'''
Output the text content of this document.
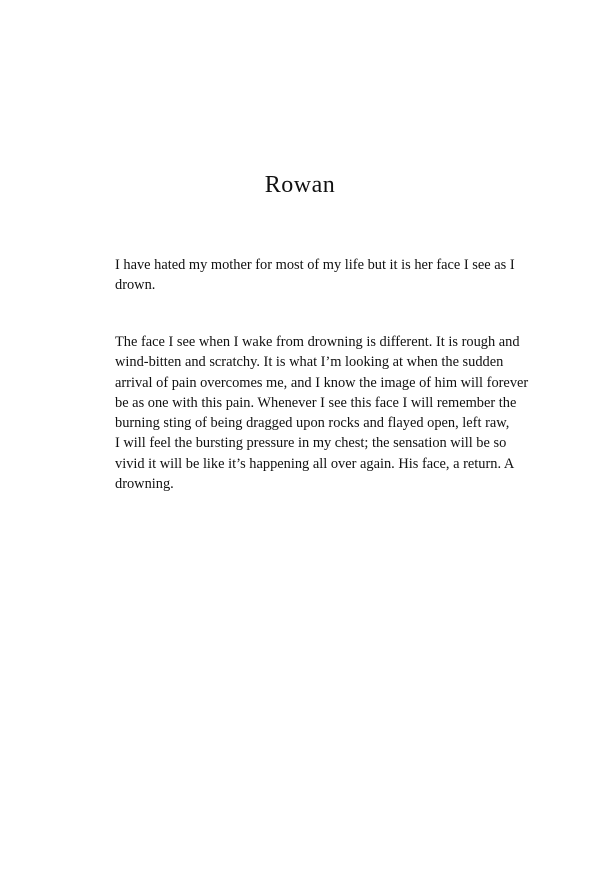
Rowan

I have hated my mother for most of my life but it is her face I see as I
drown.

The face I see when I wake from drowning is different. It is rough and
wind-bitten and scratchy. It is what I’m looking at when the sudden
arrival of pain overcomes me, and I know the image of him will forever
be as one with this pain. Whenever I see this face I will remember the
burning sting of being dragged upon rocks and flayed open, left raw,
I will feel the bursting pressure in my chest; the sensation will be so
vivid it will be like it’s happening all over again. His face, a return. A
drowning.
'''
§ **What needs to be done**
Go through the material line by line. Show each line that contains the string "drowning".

§ **Finished answer**
The face I see when I wake from drowning is different. It is rough and
drowning.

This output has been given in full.